EXERCISE GOAL>
Copy the data below exactly.

[Items from a data source]
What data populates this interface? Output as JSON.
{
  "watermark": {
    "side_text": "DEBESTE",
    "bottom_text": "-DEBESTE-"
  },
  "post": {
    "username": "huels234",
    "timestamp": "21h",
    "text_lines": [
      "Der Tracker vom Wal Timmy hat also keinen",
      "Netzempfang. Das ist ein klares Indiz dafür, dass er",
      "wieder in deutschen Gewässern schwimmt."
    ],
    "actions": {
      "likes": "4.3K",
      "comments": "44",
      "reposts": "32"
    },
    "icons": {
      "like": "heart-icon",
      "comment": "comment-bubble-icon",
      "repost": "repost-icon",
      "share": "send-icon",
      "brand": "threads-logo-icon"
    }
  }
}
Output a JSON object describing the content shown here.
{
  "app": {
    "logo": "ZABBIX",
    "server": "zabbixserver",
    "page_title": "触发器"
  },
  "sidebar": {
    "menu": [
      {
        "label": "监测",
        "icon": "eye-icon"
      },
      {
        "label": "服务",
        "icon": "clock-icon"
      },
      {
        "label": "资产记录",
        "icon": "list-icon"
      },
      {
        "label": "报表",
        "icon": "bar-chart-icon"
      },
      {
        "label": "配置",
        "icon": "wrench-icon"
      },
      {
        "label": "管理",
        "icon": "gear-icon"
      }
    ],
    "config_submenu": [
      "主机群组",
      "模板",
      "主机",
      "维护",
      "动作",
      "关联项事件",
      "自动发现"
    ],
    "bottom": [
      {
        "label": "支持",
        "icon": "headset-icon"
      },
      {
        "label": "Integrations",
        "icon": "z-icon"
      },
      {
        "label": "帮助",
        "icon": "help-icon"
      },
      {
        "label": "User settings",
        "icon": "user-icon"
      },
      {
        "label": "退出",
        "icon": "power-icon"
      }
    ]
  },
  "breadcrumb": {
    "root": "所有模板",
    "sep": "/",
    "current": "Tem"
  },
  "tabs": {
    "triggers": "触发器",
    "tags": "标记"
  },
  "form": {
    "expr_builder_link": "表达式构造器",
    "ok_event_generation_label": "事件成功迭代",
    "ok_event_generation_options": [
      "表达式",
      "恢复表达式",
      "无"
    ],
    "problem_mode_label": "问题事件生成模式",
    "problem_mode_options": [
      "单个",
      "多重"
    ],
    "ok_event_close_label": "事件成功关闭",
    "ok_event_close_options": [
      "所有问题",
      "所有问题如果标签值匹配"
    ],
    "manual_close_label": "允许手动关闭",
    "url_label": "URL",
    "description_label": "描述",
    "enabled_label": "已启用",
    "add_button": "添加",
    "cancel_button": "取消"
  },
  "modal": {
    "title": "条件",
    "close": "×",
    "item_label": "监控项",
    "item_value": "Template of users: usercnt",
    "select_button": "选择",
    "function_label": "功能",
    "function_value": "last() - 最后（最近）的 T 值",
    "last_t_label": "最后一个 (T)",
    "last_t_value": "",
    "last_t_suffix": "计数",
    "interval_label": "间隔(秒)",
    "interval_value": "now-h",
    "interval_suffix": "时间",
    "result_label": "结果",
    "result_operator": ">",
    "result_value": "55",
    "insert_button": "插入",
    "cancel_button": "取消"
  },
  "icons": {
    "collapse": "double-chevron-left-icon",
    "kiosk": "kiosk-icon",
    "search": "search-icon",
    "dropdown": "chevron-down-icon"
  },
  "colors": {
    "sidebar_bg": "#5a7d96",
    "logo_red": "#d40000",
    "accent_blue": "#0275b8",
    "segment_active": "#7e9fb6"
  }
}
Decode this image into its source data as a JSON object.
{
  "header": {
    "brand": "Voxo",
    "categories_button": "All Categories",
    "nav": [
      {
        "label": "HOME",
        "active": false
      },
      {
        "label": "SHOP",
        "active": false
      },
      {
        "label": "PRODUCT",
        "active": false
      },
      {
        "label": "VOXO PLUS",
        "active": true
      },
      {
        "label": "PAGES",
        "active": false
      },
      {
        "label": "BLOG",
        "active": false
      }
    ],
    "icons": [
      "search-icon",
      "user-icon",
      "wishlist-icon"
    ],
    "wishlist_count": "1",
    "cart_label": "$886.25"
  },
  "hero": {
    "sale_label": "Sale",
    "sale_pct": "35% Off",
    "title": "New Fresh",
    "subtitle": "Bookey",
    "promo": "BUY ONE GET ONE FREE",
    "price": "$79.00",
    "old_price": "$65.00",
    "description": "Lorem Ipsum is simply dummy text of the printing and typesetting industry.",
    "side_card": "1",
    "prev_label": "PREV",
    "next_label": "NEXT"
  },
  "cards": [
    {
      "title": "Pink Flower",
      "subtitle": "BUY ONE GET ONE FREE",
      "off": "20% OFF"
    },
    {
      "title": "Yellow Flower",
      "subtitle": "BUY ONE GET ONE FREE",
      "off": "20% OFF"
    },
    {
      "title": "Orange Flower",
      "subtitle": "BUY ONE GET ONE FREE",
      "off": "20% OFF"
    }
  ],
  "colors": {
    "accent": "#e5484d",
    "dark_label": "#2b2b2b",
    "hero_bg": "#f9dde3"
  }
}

RESPONSE FOR THIS EXERCISE>
What data populates this interface? Output as JSON.
{
  "watermark": {
    "side_text": "DEBESTE",
    "bottom_text": "-DEBESTE-"
  },
  "post": {
    "username": "huels234",
    "timestamp": "21h",
    "text_lines": [
      "Der Tracker vom Wal Timmy hat also keinen",
      "Netzempfang. Das ist ein klares Indiz dafür, dass er",
      "wieder in deutschen Gewässern schwimmt."
    ],
    "actions": {
      "likes": "4.3K",
      "comments": "44",
      "reposts": "32"
    },
    "icons": {
      "like": "heart-icon",
      "comment": "comment-bubble-icon",
      "repost": "repost-icon",
      "share": "send-icon",
      "brand": "threads-logo-icon"
    }
  }
}
Output a JSON object describing the content shown here.
{
  "app": {
    "logo": "ZABBIX",
    "server": "zabbixserver",
    "page_title": "触发器"
  },
  "sidebar": {
    "menu": [
      {
        "label": "监测",
        "icon": "eye-icon"
      },
      {
        "label": "服务",
        "icon": "clock-icon"
      },
      {
        "label": "资产记录",
        "icon": "list-icon"
      },
      {
        "label": "报表",
        "icon": "bar-chart-icon"
      },
      {
        "label": "配置",
        "icon": "wrench-icon"
      },
      {
        "label": "管理",
        "icon": "gear-icon"
      }
    ],
    "config_submenu": [
      "主机群组",
      "模板",
      "主机",
      "维护",
      "动作",
      "关联项事件",
      "自动发现"
    ],
    "bottom": [
      {
        "label": "支持",
        "icon": "headset-icon"
      },
      {
        "label": "Integrations",
        "icon": "z-icon"
      },
      {
        "label": "帮助",
        "icon": "help-icon"
      },
      {
        "label": "User settings",
        "icon": "user-icon"
      },
      {
        "label": "退出",
        "icon": "power-icon"
      }
    ]
  },
  "breadcrumb": {
    "root": "所有模板",
    "sep": "/",
    "current": "Tem"
  },
  "tabs": {
    "triggers": "触发器",
    "tags": "标记"
  },
  "form": {
    "expr_builder_link": "表达式构造器",
    "ok_event_generation_label": "事件成功迭代",
    "ok_event_generation_options": [
      "表达式",
      "恢复表达式",
      "无"
    ],
    "problem_mode_label": "问题事件生成模式",
    "problem_mode_options": [
      "单个",
      "多重"
    ],
    "ok_event_close_label": "事件成功关闭",
    "ok_event_close_options": [
      "所有问题",
      "所有问题如果标签值匹配"
    ],
    "manual_close_label": "允许手动关闭",
    "url_label": "URL",
    "description_label": "描述",
    "enabled_label": "已启用",
    "add_button": "添加",
    "cancel_button": "取消"
  },
  "modal": {
    "title": "条件",
    "close": "×",
    "item_label": "监控项",
    "item_value": "Template of users: usercnt",
    "select_button": "选择",
    "function_label": "功能",
    "function_value": "last() - 最后（最近）的 T 值",
    "last_t_label": "最后一个 (T)",
    "last_t_value": "",
    "last_t_suffix": "计数",
    "interval_label": "间隔(秒)",
    "interval_value": "now-h",
    "interval_suffix": "时间",
    "result_label": "结果",
    "result_operator": ">",
    "result_value": "55",
    "insert_button": "插入",
    "cancel_button": "取消"
  },
  "icons": {
    "collapse": "double-chevron-left-icon",
    "kiosk": "kiosk-icon",
    "search": "search-icon",
    "dropdown": "chevron-down-icon"
  },
  "colors": {
    "sidebar_bg": "#5a7d96",
    "logo_red": "#d40000",
    "accent_blue": "#0275b8",
    "segment_active": "#7e9fb6"
  }
}
Decode this image into its source data as a JSON object.
{
  "header": {
    "brand": "Voxo",
    "categories_button": "All Categories",
    "nav": [
      {
        "label": "HOME",
        "active": false
      },
      {
        "label": "SHOP",
        "active": false
      },
      {
        "label": "PRODUCT",
        "active": false
      },
      {
        "label": "VOXO PLUS",
        "active": true
      },
      {
        "label": "PAGES",
        "active": false
      },
      {
        "label": "BLOG",
        "active": false
      }
    ],
    "icons": [
      "search-icon",
      "user-icon",
      "wishlist-icon"
    ],
    "wishlist_count": "1",
    "cart_label": "$886.25"
  },
  "hero": {
    "sale_label": "Sale",
    "sale_pct": "35% Off",
    "title": "New Fresh",
    "subtitle": "Bookey",
    "promo": "BUY ONE GET ONE FREE",
    "price": "$79.00",
    "old_price": "$65.00",
    "description": "Lorem Ipsum is simply dummy text of the printing and typesetting industry.",
    "side_card": "1",
    "prev_label": "PREV",
    "next_label": "NEXT"
  },
  "cards": [
    {
      "title": "Pink Flower",
      "subtitle": "BUY ONE GET ONE FREE",
      "off": "20% OFF"
    },
    {
      "title": "Yellow Flower",
      "subtitle": "BUY ONE GET ONE FREE",
      "off": "20% OFF"
    },
    {
      "title": "Orange Flower",
      "subtitle": "BUY ONE GET ONE FREE",
      "off": "20% OFF"
    }
  ],
  "colors": {
    "accent": "#e5484d",
    "dark_label": "#2b2b2b",
    "hero_bg": "#f9dde3"
  }
}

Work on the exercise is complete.